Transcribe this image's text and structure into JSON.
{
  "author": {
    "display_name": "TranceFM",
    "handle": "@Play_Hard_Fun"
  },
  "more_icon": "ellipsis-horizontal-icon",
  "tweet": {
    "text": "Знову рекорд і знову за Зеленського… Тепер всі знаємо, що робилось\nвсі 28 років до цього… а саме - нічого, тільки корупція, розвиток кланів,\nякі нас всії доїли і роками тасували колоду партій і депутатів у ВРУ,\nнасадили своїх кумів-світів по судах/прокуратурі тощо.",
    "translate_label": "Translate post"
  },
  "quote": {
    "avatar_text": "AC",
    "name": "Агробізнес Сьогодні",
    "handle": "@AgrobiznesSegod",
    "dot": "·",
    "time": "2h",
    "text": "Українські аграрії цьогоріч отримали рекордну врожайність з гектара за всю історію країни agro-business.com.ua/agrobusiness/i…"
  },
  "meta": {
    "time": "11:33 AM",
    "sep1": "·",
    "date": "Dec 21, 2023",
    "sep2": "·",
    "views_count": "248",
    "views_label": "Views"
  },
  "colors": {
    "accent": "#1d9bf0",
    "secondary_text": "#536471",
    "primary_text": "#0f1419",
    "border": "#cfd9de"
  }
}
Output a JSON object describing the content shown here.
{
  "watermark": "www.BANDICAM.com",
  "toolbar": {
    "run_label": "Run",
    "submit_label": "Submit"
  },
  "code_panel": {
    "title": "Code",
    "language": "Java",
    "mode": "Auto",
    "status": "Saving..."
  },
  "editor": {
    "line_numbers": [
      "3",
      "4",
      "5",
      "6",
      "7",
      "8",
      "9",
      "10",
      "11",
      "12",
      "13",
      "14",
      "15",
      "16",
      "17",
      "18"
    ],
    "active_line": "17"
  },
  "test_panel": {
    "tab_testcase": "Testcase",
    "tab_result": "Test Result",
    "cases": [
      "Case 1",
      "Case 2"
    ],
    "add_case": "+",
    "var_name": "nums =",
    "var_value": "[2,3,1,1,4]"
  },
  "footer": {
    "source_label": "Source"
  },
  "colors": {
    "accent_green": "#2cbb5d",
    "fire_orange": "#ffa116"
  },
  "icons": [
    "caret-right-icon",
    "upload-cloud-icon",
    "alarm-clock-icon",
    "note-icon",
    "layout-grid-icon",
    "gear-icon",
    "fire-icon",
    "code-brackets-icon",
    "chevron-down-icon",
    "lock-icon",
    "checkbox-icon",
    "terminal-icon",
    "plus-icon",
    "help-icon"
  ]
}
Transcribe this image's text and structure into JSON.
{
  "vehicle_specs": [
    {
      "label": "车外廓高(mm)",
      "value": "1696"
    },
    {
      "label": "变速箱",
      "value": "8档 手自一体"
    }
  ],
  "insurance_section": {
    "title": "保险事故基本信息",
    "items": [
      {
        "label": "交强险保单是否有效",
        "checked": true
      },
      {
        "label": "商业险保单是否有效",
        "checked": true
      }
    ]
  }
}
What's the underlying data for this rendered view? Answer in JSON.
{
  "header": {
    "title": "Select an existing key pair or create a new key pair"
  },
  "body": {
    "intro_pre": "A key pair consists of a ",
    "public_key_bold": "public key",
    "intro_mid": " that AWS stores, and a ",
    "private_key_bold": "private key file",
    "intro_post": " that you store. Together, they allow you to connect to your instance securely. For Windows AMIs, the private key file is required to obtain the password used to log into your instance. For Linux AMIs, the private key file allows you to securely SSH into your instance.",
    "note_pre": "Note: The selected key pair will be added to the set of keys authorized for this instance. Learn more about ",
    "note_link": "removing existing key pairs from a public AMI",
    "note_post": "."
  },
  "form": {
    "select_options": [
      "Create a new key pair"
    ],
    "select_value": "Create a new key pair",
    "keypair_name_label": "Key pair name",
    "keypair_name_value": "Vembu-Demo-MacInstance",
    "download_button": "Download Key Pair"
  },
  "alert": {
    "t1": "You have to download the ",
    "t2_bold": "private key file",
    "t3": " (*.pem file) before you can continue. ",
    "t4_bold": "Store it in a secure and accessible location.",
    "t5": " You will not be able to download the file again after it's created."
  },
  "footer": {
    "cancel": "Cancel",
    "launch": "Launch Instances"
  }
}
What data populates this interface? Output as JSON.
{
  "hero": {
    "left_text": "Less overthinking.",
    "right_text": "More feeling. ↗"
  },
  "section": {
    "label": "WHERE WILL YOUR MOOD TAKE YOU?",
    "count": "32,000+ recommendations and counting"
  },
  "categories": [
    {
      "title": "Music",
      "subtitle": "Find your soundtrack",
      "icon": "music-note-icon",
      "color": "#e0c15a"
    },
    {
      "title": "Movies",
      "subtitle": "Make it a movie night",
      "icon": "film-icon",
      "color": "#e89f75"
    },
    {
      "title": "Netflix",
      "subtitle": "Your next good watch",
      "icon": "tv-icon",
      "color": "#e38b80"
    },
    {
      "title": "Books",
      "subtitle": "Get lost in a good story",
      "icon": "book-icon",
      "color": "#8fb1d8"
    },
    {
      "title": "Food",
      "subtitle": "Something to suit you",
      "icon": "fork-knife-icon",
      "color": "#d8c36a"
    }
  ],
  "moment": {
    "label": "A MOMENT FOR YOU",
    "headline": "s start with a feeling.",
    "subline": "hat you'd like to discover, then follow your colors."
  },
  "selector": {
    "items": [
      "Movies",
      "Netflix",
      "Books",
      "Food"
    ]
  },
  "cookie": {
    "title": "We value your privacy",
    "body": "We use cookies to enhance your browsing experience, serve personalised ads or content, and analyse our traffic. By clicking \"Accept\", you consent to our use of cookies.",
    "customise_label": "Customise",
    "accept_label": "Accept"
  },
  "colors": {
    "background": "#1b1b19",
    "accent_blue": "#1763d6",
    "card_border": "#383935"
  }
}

◆ ◆ ◆ ◆ ◆ ◆ ◆

#### [Task]
Output the complete data exactly as written.

#### [Task result]
Transcribe this image's text and structure into JSON.
{
  "author": {
    "display_name": "TranceFM",
    "handle": "@Play_Hard_Fun"
  },
  "more_icon": "ellipsis-horizontal-icon",
  "tweet": {
    "text": "Знову рекорд і знову за Зеленського… Тепер всі знаємо, що робилось\nвсі 28 років до цього… а саме - нічого, тільки корупція, розвиток кланів,\nякі нас всії доїли і роками тасували колоду партій і депутатів у ВРУ,\nнасадили своїх кумів-світів по судах/прокуратурі тощо.",
    "translate_label": "Translate post"
  },
  "quote": {
    "avatar_text": "AC",
    "name": "Агробізнес Сьогодні",
    "handle": "@AgrobiznesSegod",
    "dot": "·",
    "time": "2h",
    "text": "Українські аграрії цьогоріч отримали рекордну врожайність з гектара за всю історію країни agro-business.com.ua/agrobusiness/i…"
  },
  "meta": {
    "time": "11:33 AM",
    "sep1": "·",
    "date": "Dec 21, 2023",
    "sep2": "·",
    "views_count": "248",
    "views_label": "Views"
  },
  "colors": {
    "accent": "#1d9bf0",
    "secondary_text": "#536471",
    "primary_text": "#0f1419",
    "border": "#cfd9de"
  }
}
Output a JSON object describing the content shown here.
{
  "watermark": "www.BANDICAM.com",
  "toolbar": {
    "run_label": "Run",
    "submit_label": "Submit"
  },
  "code_panel": {
    "title": "Code",
    "language": "Java",
    "mode": "Auto",
    "status": "Saving..."
  },
  "editor": {
    "line_numbers": [
      "3",
      "4",
      "5",
      "6",
      "7",
      "8",
      "9",
      "10",
      "11",
      "12",
      "13",
      "14",
      "15",
      "16",
      "17",
      "18"
    ],
    "active_line": "17"
  },
  "test_panel": {
    "tab_testcase": "Testcase",
    "tab_result": "Test Result",
    "cases": [
      "Case 1",
      "Case 2"
    ],
    "add_case": "+",
    "var_name": "nums =",
    "var_value": "[2,3,1,1,4]"
  },
  "footer": {
    "source_label": "Source"
  },
  "colors": {
    "accent_green": "#2cbb5d",
    "fire_orange": "#ffa116"
  },
  "icons": [
    "caret-right-icon",
    "upload-cloud-icon",
    "alarm-clock-icon",
    "note-icon",
    "layout-grid-icon",
    "gear-icon",
    "fire-icon",
    "code-brackets-icon",
    "chevron-down-icon",
    "lock-icon",
    "checkbox-icon",
    "terminal-icon",
    "plus-icon",
    "help-icon"
  ]
}
Transcribe this image's text and structure into JSON.
{
  "vehicle_specs": [
    {
      "label": "车外廓高(mm)",
      "value": "1696"
    },
    {
      "label": "变速箱",
      "value": "8档 手自一体"
    }
  ],
  "insurance_section": {
    "title": "保险事故基本信息",
    "items": [
      {
        "label": "交强险保单是否有效",
        "checked": true
      },
      {
        "label": "商业险保单是否有效",
        "checked": true
      }
    ]
  }
}
What's the underlying data for this rendered view? Answer in JSON.
{
  "header": {
    "title": "Select an existing key pair or create a new key pair"
  },
  "body": {
    "intro_pre": "A key pair consists of a ",
    "public_key_bold": "public key",
    "intro_mid": " that AWS stores, and a ",
    "private_key_bold": "private key file",
    "intro_post": " that you store. Together, they allow you to connect to your instance securely. For Windows AMIs, the private key file is required to obtain the password used to log into your instance. For Linux AMIs, the private key file allows you to securely SSH into your instance.",
    "note_pre": "Note: The selected key pair will be added to the set of keys authorized for this instance. Learn more about ",
    "note_link": "removing existing key pairs from a public AMI",
    "note_post": "."
  },
  "form": {
    "select_options": [
      "Create a new key pair"
    ],
    "select_value": "Create a new key pair",
    "keypair_name_label": "Key pair name",
    "keypair_name_value": "Vembu-Demo-MacInstance",
    "download_button": "Download Key Pair"
  },
  "alert": {
    "t1": "You have to download the ",
    "t2_bold": "private key file",
    "t3": " (*.pem file) before you can continue. ",
    "t4_bold": "Store it in a secure and accessible location.",
    "t5": " You will not be able to download the file again after it's created."
  },
  "footer": {
    "cancel": "Cancel",
    "launch": "Launch Instances"
  }
}
What data populates this interface? Output as JSON.
{
  "hero": {
    "left_text": "Less overthinking.",
    "right_text": "More feeling. ↗"
  },
  "section": {
    "label": "WHERE WILL YOUR MOOD TAKE YOU?",
    "count": "32,000+ recommendations and counting"
  },
  "categories": [
    {
      "title": "Music",
      "subtitle": "Find your soundtrack",
      "icon": "music-note-icon",
      "color": "#e0c15a"
    },
    {
      "title": "Movies",
      "subtitle": "Make it a movie night",
      "icon": "film-icon",
      "color": "#e89f75"
    },
    {
      "title": "Netflix",
      "subtitle": "Your next good watch",
      "icon": "tv-icon",
      "color": "#e38b80"
    },
    {
      "title": "Books",
      "subtitle": "Get lost in a good story",
      "icon": "book-icon",
      "color": "#8fb1d8"
    },
    {
      "title": "Food",
      "subtitle": "Something to suit you",
      "icon": "fork-knife-icon",
      "color": "#d8c36a"
    }
  ],
  "moment": {
    "label": "A MOMENT FOR YOU",
    "headline": "s start with a feeling.",
    "subline": "hat you'd like to discover, then follow your colors."
  },
  "selector": {
    "items": [
      "Movies",
      "Netflix",
      "Books",
      "Food"
    ]
  },
  "cookie": {
    "title": "We value your privacy",
    "body": "We use cookies to enhance your browsing experience, serve personalised ads or content, and analyse our traffic. By clicking \"Accept\", you consent to our use of cookies.",
    "customise_label": "Customise",
    "accept_label": "Accept"
  },
  "colors": {
    "background": "#1b1b19",
    "accent_blue": "#1763d6",
    "card_border": "#383935"
  }
}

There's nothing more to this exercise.